What is being asked:
Word for word, restate every line of the material.

Exercise input:
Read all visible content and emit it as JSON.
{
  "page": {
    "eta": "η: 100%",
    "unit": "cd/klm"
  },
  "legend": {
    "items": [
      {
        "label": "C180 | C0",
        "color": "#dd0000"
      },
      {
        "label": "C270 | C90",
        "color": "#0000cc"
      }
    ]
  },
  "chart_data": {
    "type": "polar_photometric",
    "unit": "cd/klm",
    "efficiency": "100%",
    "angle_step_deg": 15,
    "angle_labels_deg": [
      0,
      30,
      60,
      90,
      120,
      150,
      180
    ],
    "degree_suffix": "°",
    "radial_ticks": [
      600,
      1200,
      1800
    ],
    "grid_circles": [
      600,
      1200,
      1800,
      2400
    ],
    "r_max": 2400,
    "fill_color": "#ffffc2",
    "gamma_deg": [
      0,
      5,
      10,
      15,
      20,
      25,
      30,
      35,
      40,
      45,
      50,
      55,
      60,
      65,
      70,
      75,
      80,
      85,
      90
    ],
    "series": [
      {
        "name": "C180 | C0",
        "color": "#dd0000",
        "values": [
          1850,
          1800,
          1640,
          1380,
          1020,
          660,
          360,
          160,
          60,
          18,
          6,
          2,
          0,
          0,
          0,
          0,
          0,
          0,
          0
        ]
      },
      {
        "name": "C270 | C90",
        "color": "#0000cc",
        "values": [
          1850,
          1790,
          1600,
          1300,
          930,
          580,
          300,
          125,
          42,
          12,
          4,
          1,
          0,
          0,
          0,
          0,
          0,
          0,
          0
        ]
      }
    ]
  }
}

Written reply:
Read all visible content and emit it as JSON.
{
  "page": {
    "eta": "η: 100%",
    "unit": "cd/klm"
  },
  "legend": {
    "items": [
      {
        "label": "C180 | C0",
        "color": "#dd0000"
      },
      {
        "label": "C270 | C90",
        "color": "#0000cc"
      }
    ]
  },
  "chart_data": {
    "type": "polar_photometric",
    "unit": "cd/klm",
    "efficiency": "100%",
    "angle_step_deg": 15,
    "angle_labels_deg": [
      0,
      30,
      60,
      90,
      120,
      150,
      180
    ],
    "degree_suffix": "°",
    "radial_ticks": [
      600,
      1200,
      1800
    ],
    "grid_circles": [
      600,
      1200,
      1800,
      2400
    ],
    "r_max": 2400,
    "fill_color": "#ffffc2",
    "gamma_deg": [
      0,
      5,
      10,
      15,
      20,
      25,
      30,
      35,
      40,
      45,
      50,
      55,
      60,
      65,
      70,
      75,
      80,
      85,
      90
    ],
    "series": [
      {
        "name": "C180 | C0",
        "color": "#dd0000",
        "values": [
          1850,
          1800,
          1640,
          1380,
          1020,
          660,
          360,
          160,
          60,
          18,
          6,
          2,
          0,
          0,
          0,
          0,
          0,
          0,
          0
        ]
      },
      {
        "name": "C270 | C90",
        "color": "#0000cc",
        "values": [
          1850,
          1790,
          1600,
          1300,
          930,
          580,
          300,
          125,
          42,
          12,
          4,
          1,
          0,
          0,
          0,
          0,
          0,
          0,
          0
        ]
      }
    ]
  }
}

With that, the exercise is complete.